# START OF Material provided

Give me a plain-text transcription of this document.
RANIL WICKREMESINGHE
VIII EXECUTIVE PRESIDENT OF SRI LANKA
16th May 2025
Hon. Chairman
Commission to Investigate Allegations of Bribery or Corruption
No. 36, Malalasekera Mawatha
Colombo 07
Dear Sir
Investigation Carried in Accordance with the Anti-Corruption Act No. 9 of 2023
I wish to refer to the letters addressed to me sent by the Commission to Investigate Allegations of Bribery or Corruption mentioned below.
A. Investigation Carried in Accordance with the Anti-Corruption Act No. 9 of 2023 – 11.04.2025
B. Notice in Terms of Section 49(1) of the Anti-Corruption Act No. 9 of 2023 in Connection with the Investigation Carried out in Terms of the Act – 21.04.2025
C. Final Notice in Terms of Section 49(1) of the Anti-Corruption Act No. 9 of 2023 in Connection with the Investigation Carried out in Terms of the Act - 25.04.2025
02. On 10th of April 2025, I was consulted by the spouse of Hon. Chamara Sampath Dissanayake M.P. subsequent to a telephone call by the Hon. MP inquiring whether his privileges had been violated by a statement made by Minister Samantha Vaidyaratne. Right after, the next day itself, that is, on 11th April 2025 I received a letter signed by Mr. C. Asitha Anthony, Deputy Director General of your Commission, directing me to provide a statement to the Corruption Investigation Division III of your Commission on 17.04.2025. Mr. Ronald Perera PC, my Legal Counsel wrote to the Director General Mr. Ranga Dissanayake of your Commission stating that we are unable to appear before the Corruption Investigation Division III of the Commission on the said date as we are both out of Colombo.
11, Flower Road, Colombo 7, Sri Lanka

# END OF Material provided

▶ _Required task_
The lines above form a set of records; determine how many of them contain the string "Terms" and give that number alone.

▶ _Complete answer_
2